§ Task statement
Transcribe the full listing below exactly.
>> Start Supplied data
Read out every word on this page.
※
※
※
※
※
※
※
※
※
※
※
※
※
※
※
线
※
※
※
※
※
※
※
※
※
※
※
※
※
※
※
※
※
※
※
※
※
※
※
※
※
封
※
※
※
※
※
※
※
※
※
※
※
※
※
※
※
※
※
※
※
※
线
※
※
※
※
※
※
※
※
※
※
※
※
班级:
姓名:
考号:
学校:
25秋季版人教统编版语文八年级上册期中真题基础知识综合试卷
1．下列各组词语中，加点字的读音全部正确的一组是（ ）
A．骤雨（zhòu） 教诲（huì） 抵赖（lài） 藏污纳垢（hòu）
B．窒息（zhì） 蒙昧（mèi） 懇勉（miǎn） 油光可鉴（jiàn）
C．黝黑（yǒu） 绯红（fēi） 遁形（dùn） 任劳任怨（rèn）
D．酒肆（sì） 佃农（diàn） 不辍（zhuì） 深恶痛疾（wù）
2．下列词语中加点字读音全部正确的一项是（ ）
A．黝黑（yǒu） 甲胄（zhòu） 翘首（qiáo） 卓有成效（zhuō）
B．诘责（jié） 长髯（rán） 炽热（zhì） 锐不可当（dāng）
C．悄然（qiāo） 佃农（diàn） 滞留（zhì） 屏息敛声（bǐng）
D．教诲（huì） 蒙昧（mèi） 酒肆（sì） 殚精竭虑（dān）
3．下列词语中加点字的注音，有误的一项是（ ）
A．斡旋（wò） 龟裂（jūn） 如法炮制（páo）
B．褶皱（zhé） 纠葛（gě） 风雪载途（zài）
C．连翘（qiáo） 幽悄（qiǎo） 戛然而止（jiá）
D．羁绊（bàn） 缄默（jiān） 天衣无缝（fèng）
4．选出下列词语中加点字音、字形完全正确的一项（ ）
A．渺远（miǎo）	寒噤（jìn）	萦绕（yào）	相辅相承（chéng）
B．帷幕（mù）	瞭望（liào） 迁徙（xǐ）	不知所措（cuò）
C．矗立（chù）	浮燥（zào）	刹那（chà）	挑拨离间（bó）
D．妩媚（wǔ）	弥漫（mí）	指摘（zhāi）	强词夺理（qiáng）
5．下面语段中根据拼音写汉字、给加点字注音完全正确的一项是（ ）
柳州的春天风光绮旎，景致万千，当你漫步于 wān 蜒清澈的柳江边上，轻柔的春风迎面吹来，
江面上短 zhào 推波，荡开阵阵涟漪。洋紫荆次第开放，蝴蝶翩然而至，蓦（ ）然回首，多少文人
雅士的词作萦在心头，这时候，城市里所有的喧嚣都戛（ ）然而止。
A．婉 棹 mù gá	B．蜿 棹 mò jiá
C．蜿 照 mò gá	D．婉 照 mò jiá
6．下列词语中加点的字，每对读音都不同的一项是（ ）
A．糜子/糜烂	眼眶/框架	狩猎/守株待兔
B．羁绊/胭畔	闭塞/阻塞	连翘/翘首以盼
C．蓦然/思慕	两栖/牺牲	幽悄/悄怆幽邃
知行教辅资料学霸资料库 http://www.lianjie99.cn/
>> End Supplied data
§ Task answer
Read out every word on this page.
※
※
※
※
※
※
※
※
※
※
※
※
※
※
※
线
※
※
※
※
※
※
※
※
※
※
※
※
※
※
※
※
※
※
※
※
※
※
※
※
※
封
※
※
※
※
※
※
※
※
※
※
※
※
※
※
※
※
※
※
※
※
线
※
※
※
※
※
※
※
※
※
※
※
※
班级:
姓名:
考号:
学校:
25秋季版人教统编版语文八年级上册期中真题基础知识综合试卷
1．下列各组词语中，加点字的读音全部正确的一组是（ ）
A．骤雨（zhòu） 教诲（huì） 抵赖（lài） 藏污纳垢（hòu）
B．窒息（zhì） 蒙昧（mèi） 懇勉（miǎn） 油光可鉴（jiàn）
C．黝黑（yǒu） 绯红（fēi） 遁形（dùn） 任劳任怨（rèn）
D．酒肆（sì） 佃农（diàn） 不辍（zhuì） 深恶痛疾（wù）
2．下列词语中加点字读音全部正确的一项是（ ）
A．黝黑（yǒu） 甲胄（zhòu） 翘首（qiáo） 卓有成效（zhuō）
B．诘责（jié） 长髯（rán） 炽热（zhì） 锐不可当（dāng）
C．悄然（qiāo） 佃农（diàn） 滞留（zhì） 屏息敛声（bǐng）
D．教诲（huì） 蒙昧（mèi） 酒肆（sì） 殚精竭虑（dān）
3．下列词语中加点字的注音，有误的一项是（ ）
A．斡旋（wò） 龟裂（jūn） 如法炮制（páo）
B．褶皱（zhé） 纠葛（gě） 风雪载途（zài）
C．连翘（qiáo） 幽悄（qiǎo） 戛然而止（jiá）
D．羁绊（bàn） 缄默（jiān） 天衣无缝（fèng）
4．选出下列词语中加点字音、字形完全正确的一项（ ）
A．渺远（miǎo）	寒噤（jìn）	萦绕（yào）	相辅相承（chéng）
B．帷幕（mù）	瞭望（liào） 迁徙（xǐ）	不知所措（cuò）
C．矗立（chù）	浮燥（zào）	刹那（chà）	挑拨离间（bó）
D．妩媚（wǔ）	弥漫（mí）	指摘（zhāi）	强词夺理（qiáng）
5．下面语段中根据拼音写汉字、给加点字注音完全正确的一项是（ ）
柳州的春天风光绮旎，景致万千，当你漫步于 wān 蜒清澈的柳江边上，轻柔的春风迎面吹来，
江面上短 zhào 推波，荡开阵阵涟漪。洋紫荆次第开放，蝴蝶翩然而至，蓦（ ）然回首，多少文人
雅士的词作萦在心头，这时候，城市里所有的喧嚣都戛（ ）然而止。
A．婉 棹 mù gá	B．蜿 棹 mò jiá
C．蜿 照 mò gá	D．婉 照 mò jiá
6．下列词语中加点的字，每对读音都不同的一项是（ ）
A．糜子/糜烂	眼眶/框架	狩猎/守株待兔
B．羁绊/胭畔	闭塞/阻塞	连翘/翘首以盼
C．蓦然/思慕	两栖/牺牲	幽悄/悄怆幽邃
知行教辅资料学霸资料库 http://www.lianjie99.cn/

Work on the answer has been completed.